**Extracted material**:
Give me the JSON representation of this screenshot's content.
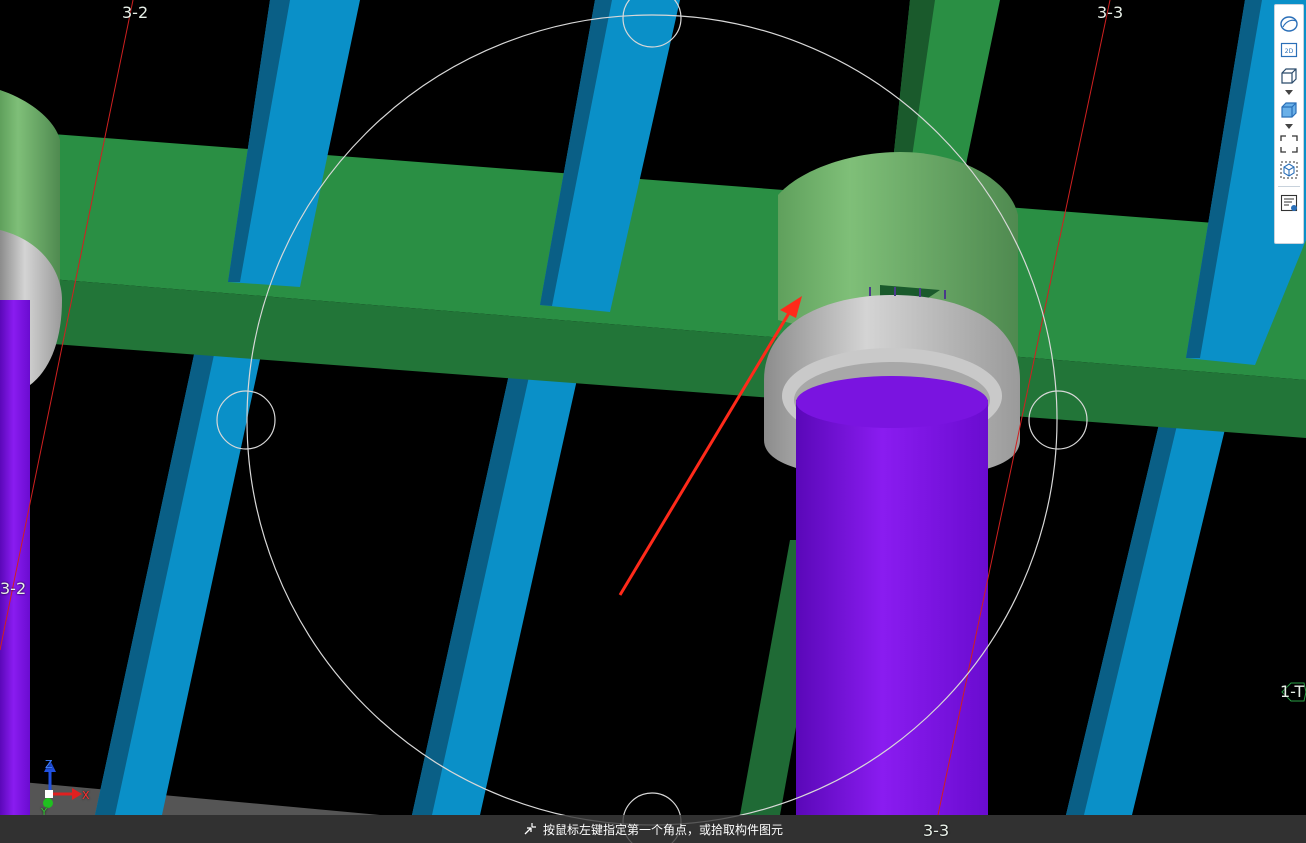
{
  "viewport": {
    "grid_labels": {
      "top_left": "3-2",
      "top_right": "3-3",
      "left_edge": "3-2",
      "right_edge": "1-T",
      "bottom": "3-3"
    },
    "axis_gizmo": {
      "z": "Z",
      "x": "X",
      "y": "Y"
    },
    "colors": {
      "background": "#000000",
      "beam_green": "#2a8f44",
      "beam_blue": "#0a90c8",
      "column_purple": "#7a14e0",
      "cap_grey": "#bdbdbd",
      "cap_green": "#6fae6a",
      "grid_line_red": "#d02020",
      "arrow_red": "#ff2a1a"
    }
  },
  "toolbar": {
    "items": [
      {
        "icon": "orbit-icon"
      },
      {
        "icon": "2d-view-icon",
        "label": "2D"
      },
      {
        "icon": "cube-wireframe-icon"
      },
      {
        "icon": "cube-solid-icon"
      },
      {
        "icon": "zoom-extents-icon"
      },
      {
        "icon": "cube-select-icon"
      },
      {
        "icon": "properties-panel-icon"
      }
    ]
  },
  "status_bar": {
    "icon": "cursor-corner-icon",
    "message": "按鼠标左键指定第一个角点，或拾取构件图元"
  }
}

**What to do**:
Return every line containing "icon".

**Completed exercise**:
        "icon": "orbit-icon"
        "icon": "2d-view-icon",
        "icon": "cube-wireframe-icon"
        "icon": "cube-solid-icon"
        "icon": "zoom-extents-icon"
        "icon": "cube-select-icon"
        "icon": "properties-panel-icon"
    "icon": "cursor-corner-icon",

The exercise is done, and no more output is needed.